─── Exercise inputs ───

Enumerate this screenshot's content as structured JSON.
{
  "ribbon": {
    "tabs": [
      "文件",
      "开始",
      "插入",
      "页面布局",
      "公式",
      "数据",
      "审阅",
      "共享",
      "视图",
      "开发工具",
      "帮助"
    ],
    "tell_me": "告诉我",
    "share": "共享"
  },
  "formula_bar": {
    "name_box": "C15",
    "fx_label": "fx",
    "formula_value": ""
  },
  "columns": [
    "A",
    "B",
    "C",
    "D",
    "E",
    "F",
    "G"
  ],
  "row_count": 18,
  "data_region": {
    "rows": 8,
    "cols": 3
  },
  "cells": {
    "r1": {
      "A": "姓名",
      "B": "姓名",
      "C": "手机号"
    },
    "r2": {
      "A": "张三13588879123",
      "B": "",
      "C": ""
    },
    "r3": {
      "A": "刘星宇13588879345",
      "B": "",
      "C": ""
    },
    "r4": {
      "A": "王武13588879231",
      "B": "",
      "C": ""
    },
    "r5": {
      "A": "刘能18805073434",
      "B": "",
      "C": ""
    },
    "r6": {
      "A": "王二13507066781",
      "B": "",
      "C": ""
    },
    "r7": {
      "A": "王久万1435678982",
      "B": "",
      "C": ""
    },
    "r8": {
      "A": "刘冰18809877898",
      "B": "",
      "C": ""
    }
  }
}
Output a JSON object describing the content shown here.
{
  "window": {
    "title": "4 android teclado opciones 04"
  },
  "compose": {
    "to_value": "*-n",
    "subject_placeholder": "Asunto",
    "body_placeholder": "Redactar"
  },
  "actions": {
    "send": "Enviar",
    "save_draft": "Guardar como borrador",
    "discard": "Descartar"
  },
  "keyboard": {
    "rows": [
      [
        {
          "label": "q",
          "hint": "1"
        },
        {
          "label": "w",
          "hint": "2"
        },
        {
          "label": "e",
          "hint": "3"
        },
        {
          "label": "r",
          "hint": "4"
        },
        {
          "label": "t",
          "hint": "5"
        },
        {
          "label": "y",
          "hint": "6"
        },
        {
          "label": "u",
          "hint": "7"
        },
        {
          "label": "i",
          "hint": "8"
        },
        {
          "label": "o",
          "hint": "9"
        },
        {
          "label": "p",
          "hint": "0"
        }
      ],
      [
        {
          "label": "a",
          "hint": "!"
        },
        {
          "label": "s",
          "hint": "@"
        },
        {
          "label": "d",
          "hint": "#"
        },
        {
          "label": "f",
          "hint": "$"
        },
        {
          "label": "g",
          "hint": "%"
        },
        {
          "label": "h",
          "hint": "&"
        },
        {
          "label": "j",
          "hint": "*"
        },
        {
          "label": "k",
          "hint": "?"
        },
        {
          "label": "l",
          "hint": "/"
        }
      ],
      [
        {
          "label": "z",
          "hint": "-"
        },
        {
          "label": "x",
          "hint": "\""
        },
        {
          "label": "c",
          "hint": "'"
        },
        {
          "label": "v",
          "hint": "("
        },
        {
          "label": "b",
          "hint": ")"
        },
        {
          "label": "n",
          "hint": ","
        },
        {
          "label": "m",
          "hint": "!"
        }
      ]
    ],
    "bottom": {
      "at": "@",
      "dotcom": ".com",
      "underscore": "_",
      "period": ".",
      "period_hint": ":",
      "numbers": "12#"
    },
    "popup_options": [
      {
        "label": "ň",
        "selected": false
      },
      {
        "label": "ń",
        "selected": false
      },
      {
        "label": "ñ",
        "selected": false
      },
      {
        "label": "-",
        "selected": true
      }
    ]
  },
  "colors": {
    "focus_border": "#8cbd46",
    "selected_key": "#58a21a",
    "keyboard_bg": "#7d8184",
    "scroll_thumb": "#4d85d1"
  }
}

───

**Exercise**
Above are the records; copy all of them exactly.

**Task response**
Enumerate this screenshot's content as structured JSON.
{
  "ribbon": {
    "tabs": [
      "文件",
      "开始",
      "插入",
      "页面布局",
      "公式",
      "数据",
      "审阅",
      "共享",
      "视图",
      "开发工具",
      "帮助"
    ],
    "tell_me": "告诉我",
    "share": "共享"
  },
  "formula_bar": {
    "name_box": "C15",
    "fx_label": "fx",
    "formula_value": ""
  },
  "columns": [
    "A",
    "B",
    "C",
    "D",
    "E",
    "F",
    "G"
  ],
  "row_count": 18,
  "data_region": {
    "rows": 8,
    "cols": 3
  },
  "cells": {
    "r1": {
      "A": "姓名",
      "B": "姓名",
      "C": "手机号"
    },
    "r2": {
      "A": "张三13588879123",
      "B": "",
      "C": ""
    },
    "r3": {
      "A": "刘星宇13588879345",
      "B": "",
      "C": ""
    },
    "r4": {
      "A": "王武13588879231",
      "B": "",
      "C": ""
    },
    "r5": {
      "A": "刘能18805073434",
      "B": "",
      "C": ""
    },
    "r6": {
      "A": "王二13507066781",
      "B": "",
      "C": ""
    },
    "r7": {
      "A": "王久万1435678982",
      "B": "",
      "C": ""
    },
    "r8": {
      "A": "刘冰18809877898",
      "B": "",
      "C": ""
    }
  }
}
Output a JSON object describing the content shown here.
{
  "window": {
    "title": "4 android teclado opciones 04"
  },
  "compose": {
    "to_value": "*-n",
    "subject_placeholder": "Asunto",
    "body_placeholder": "Redactar"
  },
  "actions": {
    "send": "Enviar",
    "save_draft": "Guardar como borrador",
    "discard": "Descartar"
  },
  "keyboard": {
    "rows": [
      [
        {
          "label": "q",
          "hint": "1"
        },
        {
          "label": "w",
          "hint": "2"
        },
        {
          "label": "e",
          "hint": "3"
        },
        {
          "label": "r",
          "hint": "4"
        },
        {
          "label": "t",
          "hint": "5"
        },
        {
          "label": "y",
          "hint": "6"
        },
        {
          "label": "u",
          "hint": "7"
        },
        {
          "label": "i",
          "hint": "8"
        },
        {
          "label": "o",
          "hint": "9"
        },
        {
          "label": "p",
          "hint": "0"
        }
      ],
      [
        {
          "label": "a",
          "hint": "!"
        },
        {
          "label": "s",
          "hint": "@"
        },
        {
          "label": "d",
          "hint": "#"
        },
        {
          "label": "f",
          "hint": "$"
        },
        {
          "label": "g",
          "hint": "%"
        },
        {
          "label": "h",
          "hint": "&"
        },
        {
          "label": "j",
          "hint": "*"
        },
        {
          "label": "k",
          "hint": "?"
        },
        {
          "label": "l",
          "hint": "/"
        }
      ],
      [
        {
          "label": "z",
          "hint": "-"
        },
        {
          "label": "x",
          "hint": "\""
        },
        {
          "label": "c",
          "hint": "'"
        },
        {
          "label": "v",
          "hint": "("
        },
        {
          "label": "b",
          "hint": ")"
        },
        {
          "label": "n",
          "hint": ","
        },
        {
          "label": "m",
          "hint": "!"
        }
      ]
    ],
    "bottom": {
      "at": "@",
      "dotcom": ".com",
      "underscore": "_",
      "period": ".",
      "period_hint": ":",
      "numbers": "12#"
    },
    "popup_options": [
      {
        "label": "ň",
        "selected": false
      },
      {
        "label": "ń",
        "selected": false
      },
      {
        "label": "ñ",
        "selected": false
      },
      {
        "label": "-",
        "selected": true
      }
    ]
  },
  "colors": {
    "focus_border": "#8cbd46",
    "selected_key": "#58a21a",
    "keyboard_bg": "#7d8184",
    "scroll_thumb": "#4d85d1"
  }
}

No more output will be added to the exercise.